• Material to process
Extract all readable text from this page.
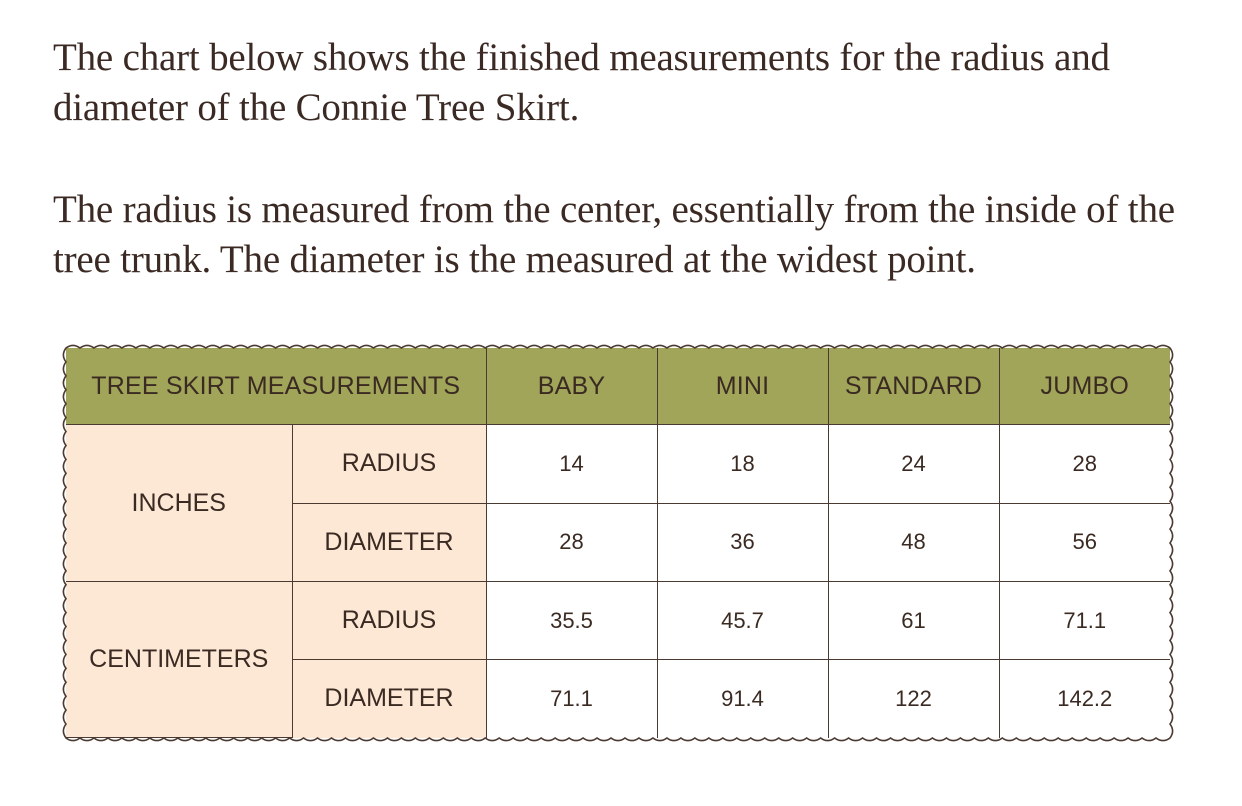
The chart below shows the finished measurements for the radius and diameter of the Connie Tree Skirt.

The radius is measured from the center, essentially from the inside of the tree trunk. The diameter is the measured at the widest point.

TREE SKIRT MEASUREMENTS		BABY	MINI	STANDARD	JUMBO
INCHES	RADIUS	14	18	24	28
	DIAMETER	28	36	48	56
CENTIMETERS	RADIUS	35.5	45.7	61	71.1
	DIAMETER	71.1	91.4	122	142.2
--
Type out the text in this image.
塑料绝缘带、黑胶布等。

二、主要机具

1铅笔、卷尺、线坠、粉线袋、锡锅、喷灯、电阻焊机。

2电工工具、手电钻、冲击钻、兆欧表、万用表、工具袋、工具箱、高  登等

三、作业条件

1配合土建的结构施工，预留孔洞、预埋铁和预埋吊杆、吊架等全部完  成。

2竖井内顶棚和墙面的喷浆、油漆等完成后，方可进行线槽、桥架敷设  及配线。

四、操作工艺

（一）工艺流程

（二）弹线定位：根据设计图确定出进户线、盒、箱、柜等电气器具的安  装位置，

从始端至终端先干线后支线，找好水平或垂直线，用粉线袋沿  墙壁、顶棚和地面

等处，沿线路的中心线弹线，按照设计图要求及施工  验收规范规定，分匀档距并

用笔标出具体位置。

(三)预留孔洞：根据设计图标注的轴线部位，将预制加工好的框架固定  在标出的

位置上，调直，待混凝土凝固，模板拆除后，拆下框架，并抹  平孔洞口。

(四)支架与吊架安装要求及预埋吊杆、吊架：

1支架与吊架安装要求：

• Job
Of all the lines in the entries, how many contain the word "this"? Give only the number.

• Right answer
2